◆ EXERCISE: Return a copy of every line in the records that includes the word "JSON".

▬▬▬▬▬▬

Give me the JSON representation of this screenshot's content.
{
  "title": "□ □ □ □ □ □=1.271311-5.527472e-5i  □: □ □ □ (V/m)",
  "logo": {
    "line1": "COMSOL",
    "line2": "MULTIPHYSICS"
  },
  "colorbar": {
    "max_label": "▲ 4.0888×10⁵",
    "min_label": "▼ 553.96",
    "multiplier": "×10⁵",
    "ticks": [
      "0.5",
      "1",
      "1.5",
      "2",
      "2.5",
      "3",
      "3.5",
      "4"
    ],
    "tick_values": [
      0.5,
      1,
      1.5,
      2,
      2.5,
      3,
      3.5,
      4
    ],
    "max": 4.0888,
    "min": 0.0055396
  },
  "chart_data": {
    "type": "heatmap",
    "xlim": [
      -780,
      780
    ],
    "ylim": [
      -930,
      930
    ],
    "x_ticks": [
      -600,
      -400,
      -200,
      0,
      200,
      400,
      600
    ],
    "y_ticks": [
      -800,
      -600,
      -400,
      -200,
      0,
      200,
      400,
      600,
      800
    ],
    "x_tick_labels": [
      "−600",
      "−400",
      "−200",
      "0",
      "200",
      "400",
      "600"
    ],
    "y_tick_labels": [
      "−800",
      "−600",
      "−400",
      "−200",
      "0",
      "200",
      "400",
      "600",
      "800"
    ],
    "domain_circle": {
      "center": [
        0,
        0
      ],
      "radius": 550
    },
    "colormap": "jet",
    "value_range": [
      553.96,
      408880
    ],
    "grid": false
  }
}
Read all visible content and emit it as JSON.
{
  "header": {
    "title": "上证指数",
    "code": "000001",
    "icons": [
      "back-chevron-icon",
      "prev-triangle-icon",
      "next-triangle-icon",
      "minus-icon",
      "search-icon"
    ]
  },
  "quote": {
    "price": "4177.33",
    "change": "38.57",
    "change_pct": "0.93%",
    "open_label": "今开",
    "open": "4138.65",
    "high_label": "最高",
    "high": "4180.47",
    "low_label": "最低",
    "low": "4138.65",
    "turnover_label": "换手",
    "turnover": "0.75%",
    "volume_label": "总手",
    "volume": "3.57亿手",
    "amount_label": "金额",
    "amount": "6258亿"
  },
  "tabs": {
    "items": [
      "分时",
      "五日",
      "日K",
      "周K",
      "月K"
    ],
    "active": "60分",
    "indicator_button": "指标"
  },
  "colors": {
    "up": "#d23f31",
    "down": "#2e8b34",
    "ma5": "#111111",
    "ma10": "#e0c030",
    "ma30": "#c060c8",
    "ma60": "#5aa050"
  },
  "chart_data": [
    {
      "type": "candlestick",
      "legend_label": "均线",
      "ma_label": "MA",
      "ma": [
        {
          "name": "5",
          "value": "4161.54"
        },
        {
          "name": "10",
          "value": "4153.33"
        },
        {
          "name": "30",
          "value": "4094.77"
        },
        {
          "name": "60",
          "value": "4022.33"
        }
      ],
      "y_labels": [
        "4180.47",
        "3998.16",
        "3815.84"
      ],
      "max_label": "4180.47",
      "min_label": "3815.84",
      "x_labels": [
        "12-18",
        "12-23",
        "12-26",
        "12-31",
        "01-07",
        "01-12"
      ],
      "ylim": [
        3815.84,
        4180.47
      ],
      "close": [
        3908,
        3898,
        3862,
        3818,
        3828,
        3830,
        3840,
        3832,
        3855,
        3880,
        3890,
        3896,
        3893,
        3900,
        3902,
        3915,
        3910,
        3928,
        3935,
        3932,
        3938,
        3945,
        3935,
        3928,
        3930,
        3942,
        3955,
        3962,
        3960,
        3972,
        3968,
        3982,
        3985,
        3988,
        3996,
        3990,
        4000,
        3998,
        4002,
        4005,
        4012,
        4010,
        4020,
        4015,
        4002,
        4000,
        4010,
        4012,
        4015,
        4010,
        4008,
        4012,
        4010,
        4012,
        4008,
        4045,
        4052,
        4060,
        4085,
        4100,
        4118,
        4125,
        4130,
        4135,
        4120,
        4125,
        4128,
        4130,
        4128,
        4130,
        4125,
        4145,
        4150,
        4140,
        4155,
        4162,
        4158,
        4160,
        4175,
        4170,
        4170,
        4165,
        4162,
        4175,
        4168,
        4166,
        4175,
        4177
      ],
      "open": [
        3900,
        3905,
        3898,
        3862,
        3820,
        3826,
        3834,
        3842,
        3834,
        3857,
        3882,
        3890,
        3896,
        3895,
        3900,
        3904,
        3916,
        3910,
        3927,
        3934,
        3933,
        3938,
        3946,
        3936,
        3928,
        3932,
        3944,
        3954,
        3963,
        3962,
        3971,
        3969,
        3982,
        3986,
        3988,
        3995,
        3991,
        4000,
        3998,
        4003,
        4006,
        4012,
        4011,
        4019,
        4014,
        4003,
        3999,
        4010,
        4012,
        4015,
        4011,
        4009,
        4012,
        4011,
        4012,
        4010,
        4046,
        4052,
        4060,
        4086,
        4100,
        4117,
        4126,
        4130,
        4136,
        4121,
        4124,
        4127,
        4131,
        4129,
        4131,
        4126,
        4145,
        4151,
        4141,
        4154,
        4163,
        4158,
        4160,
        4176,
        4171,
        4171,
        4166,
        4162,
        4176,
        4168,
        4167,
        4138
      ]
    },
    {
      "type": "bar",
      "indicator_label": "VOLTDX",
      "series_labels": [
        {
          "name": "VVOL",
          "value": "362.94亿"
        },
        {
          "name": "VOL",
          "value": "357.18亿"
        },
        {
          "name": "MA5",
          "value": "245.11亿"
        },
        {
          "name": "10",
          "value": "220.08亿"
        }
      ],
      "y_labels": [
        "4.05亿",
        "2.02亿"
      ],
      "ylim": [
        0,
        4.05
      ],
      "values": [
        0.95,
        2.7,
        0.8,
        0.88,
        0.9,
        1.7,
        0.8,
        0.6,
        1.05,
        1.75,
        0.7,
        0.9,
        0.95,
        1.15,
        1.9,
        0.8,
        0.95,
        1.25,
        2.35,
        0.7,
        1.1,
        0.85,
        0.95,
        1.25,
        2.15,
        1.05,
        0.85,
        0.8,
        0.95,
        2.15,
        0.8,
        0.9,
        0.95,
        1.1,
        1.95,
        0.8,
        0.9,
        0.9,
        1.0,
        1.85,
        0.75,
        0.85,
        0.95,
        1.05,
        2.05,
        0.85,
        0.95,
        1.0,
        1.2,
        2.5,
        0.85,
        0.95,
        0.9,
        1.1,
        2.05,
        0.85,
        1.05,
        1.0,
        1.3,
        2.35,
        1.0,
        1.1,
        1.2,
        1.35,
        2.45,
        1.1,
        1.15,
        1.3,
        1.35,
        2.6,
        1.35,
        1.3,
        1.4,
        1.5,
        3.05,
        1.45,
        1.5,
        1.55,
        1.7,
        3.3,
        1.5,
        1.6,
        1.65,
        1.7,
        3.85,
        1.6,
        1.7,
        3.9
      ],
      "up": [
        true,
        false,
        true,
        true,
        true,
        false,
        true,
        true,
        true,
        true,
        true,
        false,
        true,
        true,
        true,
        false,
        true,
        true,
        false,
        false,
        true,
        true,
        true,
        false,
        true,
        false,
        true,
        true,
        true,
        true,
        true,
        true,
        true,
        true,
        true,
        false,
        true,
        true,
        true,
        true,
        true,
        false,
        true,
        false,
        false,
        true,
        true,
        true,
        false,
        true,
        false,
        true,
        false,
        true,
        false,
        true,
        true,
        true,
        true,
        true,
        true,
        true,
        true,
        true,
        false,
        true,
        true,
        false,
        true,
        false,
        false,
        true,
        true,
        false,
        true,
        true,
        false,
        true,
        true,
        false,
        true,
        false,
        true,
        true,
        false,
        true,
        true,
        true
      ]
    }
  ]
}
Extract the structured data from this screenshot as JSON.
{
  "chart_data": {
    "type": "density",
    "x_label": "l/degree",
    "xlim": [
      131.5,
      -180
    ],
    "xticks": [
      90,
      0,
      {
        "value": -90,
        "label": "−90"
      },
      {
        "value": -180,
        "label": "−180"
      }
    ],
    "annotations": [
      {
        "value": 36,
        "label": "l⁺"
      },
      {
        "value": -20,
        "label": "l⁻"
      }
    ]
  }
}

▬▬▬▬▬▬

◆ OUTPUT FOR THIS TASK:
Give me the JSON representation of this screenshot's content.
Read all visible content and emit it as JSON.
Extract the structured data from this screenshot as JSON.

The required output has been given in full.